Data entries:
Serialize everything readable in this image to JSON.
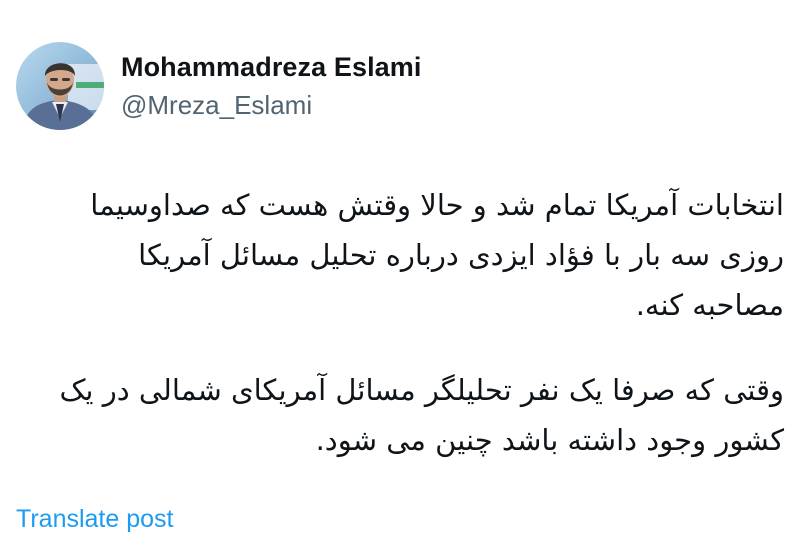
{
  "author": {
    "display_name": "Mohammadreza Eslami",
    "handle": "@Mreza_Eslami",
    "avatar_icon": "profile-photo"
  },
  "post": {
    "paragraphs": [
      {
        "lines": [
          "انتخابات آمریکا تمام شد و حالا وقتش هست که صداوسیما",
          "روزی سه بار با فؤاد ایزدی درباره تحلیل مسائل آمریکا",
          "مصاحبه کنه."
        ]
      },
      {
        "lines": [
          "وقتی که صرفا یک نفر تحلیلگر مسائل آمریکای شمالی در یک",
          "کشور وجود داشته باشد چنین می شود."
        ]
      }
    ]
  },
  "actions": {
    "translate_label": "Translate post"
  },
  "colors": {
    "text": "#0f1419",
    "secondary": "#536471",
    "link": "#1d9bf0",
    "background": "#ffffff"
  }
}
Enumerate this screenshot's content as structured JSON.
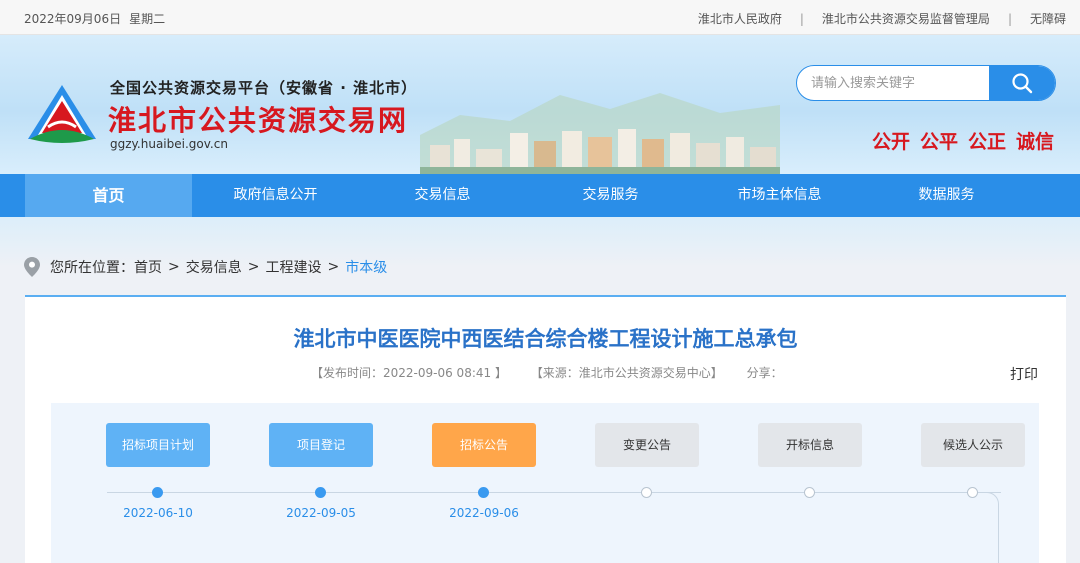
{
  "topbar": {
    "date": "2022年09月06日",
    "weekday": "星期二",
    "links": [
      "淮北市人民政府",
      "淮北市公共资源交易监督管理局",
      "无障碍"
    ]
  },
  "header": {
    "platform": "全国公共资源交易平台（安徽省 · 淮北市）",
    "site_title": "淮北市公共资源交易网",
    "url": "ggzy.huaibei.gov.cn",
    "search_placeholder": "请输入搜索关键字",
    "slogans": [
      "公开",
      "公平",
      "公正",
      "诚信"
    ]
  },
  "nav": {
    "items": [
      "首页",
      "政府信息公开",
      "交易信息",
      "交易服务",
      "市场主体信息",
      "数据服务"
    ],
    "active": "首页"
  },
  "breadcrumb": {
    "prefix": "您所在位置：",
    "items": [
      "首页",
      "交易信息",
      "工程建设",
      "市本级"
    ],
    "arrow": ">"
  },
  "article": {
    "title": "淮北市中医医院中西医结合综合楼工程设计施工总承包",
    "publish_time": "【发布时间：2022-09-06 08:41 】",
    "source": "【来源：淮北市公共资源交易中心】",
    "share": "分享：",
    "print": "打印"
  },
  "flow": {
    "steps": [
      {
        "label": "招标项目计划",
        "status": "done",
        "date": "2022-06-10"
      },
      {
        "label": "项目登记",
        "status": "done",
        "date": "2022-09-05"
      },
      {
        "label": "招标公告",
        "status": "current",
        "date": "2022-09-06"
      },
      {
        "label": "变更公告",
        "status": "todo",
        "date": ""
      },
      {
        "label": "开标信息",
        "status": "todo",
        "date": ""
      },
      {
        "label": "候选人公示",
        "status": "todo",
        "date": ""
      }
    ]
  },
  "colors": {
    "primary": "#2a8ee8",
    "brand_red": "#d7181f",
    "current_step": "#ffa64a",
    "done_step": "#5fb2f5"
  }
}
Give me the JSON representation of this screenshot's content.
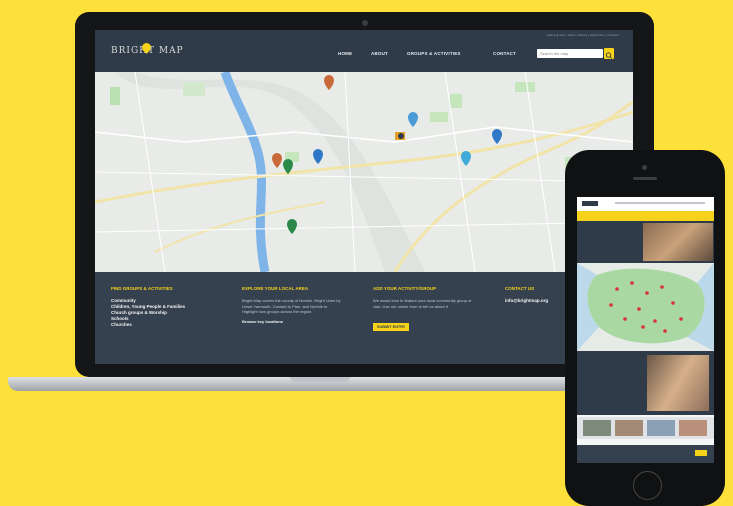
{
  "site": {
    "logo": "BRIGHT MAP",
    "top_links": "Add a group | Add a listing | Advertise | Contact",
    "nav": [
      "HOME",
      "ABOUT",
      "GROUPS & ACTIVITIES",
      "CONTACT"
    ],
    "search_placeholder": "Search the map"
  },
  "footer": {
    "col1": {
      "heading": "FIND GROUPS & ACTIVITIES",
      "links": [
        "Community",
        "Children, Young People & Families",
        "Church groups & Worship",
        "Schools",
        "Churches"
      ]
    },
    "col2": {
      "heading": "EXPLORE YOUR LOCAL AREA",
      "text": "Bright Map covers the county of Norfolk. Bright Lives by Unset Yarmouth. Contact to Plan, and Norfolk to Highlight how groups across the region.",
      "link": "Browse key locations"
    },
    "col3": {
      "heading": "ADD YOUR ACTIVITY/GROUP",
      "text": "We would love to feature your local community group or club. Use our online form to tell us about it.",
      "button": "SUBMIT ENTRY"
    },
    "col4": {
      "heading": "CONTACT US",
      "email": "info@brightmap.org"
    }
  },
  "colors": {
    "background": "#fde13a",
    "accent": "#f6d21b",
    "header": "#2f3b49",
    "footer": "#36414f"
  }
}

Task objective ->
Report each line in the preceding entries that holds the string "content".

Answer for this exercise ->
Enumerate this screenshot's content as structured JSON.
Give me the JSON representation of this screenshot's content.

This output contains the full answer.